Given problem
Leaving out every picture, quote the data below exactly as it appears.

[Data items]
—————

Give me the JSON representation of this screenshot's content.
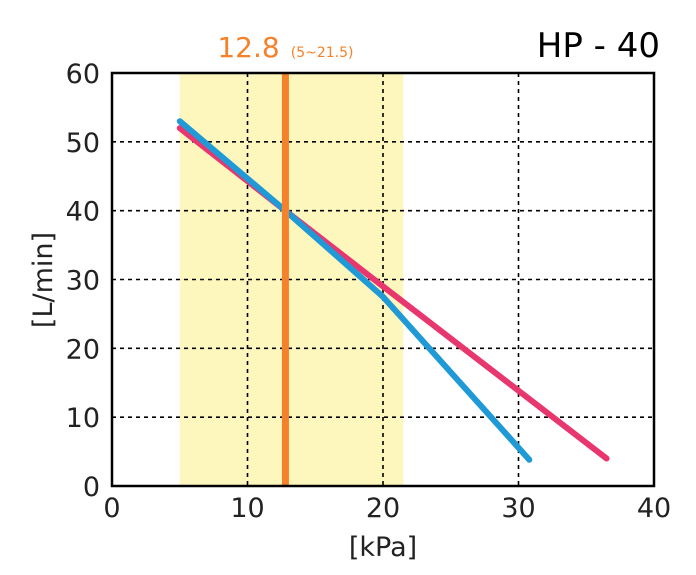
{
  "chart_data": {
    "type": "line",
    "title": "HP - 40",
    "xlabel": "[kPa]",
    "ylabel": "[L/min]",
    "xlim": [
      0,
      40
    ],
    "ylim": [
      0,
      60
    ],
    "xticks": [
      "0",
      "10",
      "20",
      "30",
      "40"
    ],
    "yticks": [
      "0",
      "10",
      "20",
      "30",
      "40",
      "50",
      "60"
    ],
    "grid": true,
    "shaded_range": {
      "from": 5,
      "to": 21.5,
      "color": "#fdf6bd"
    },
    "marker": {
      "x": 12.8,
      "value_label": "12.8",
      "range_label": "(5~21.5)",
      "color": "#f5822a"
    },
    "series": [
      {
        "color": "#e8366f",
        "x": [
          5,
          12.8,
          20,
          36.5
        ],
        "y": [
          52,
          40,
          29,
          4
        ]
      },
      {
        "color": "#1f9ad6",
        "x": [
          5,
          12.8,
          20,
          30.8
        ],
        "y": [
          53,
          40,
          27.5,
          3.8
        ]
      }
    ]
  }
}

—————

The solution
Give me the JSON representation of this screenshot's content.
{
  "chart_data": {
    "type": "line",
    "title": "HP - 40",
    "xlabel": "[kPa]",
    "ylabel": "[L/min]",
    "xlim": [
      0,
      40
    ],
    "ylim": [
      0,
      60
    ],
    "xticks": [
      "0",
      "10",
      "20",
      "30",
      "40"
    ],
    "yticks": [
      "0",
      "10",
      "20",
      "30",
      "40",
      "50",
      "60"
    ],
    "grid": true,
    "shaded_range": {
      "from": 5,
      "to": 21.5,
      "color": "#fdf6bd"
    },
    "marker": {
      "x": 12.8,
      "value_label": "12.8",
      "range_label": "(5~21.5)",
      "color": "#f5822a"
    },
    "series": [
      {
        "color": "#e8366f",
        "x": [
          5,
          12.8,
          20,
          36.5
        ],
        "y": [
          52,
          40,
          29,
          4
        ]
      },
      {
        "color": "#1f9ad6",
        "x": [
          5,
          12.8,
          20,
          30.8
        ],
        "y": [
          53,
          40,
          27.5,
          3.8
        ]
      }
    ]
  }
}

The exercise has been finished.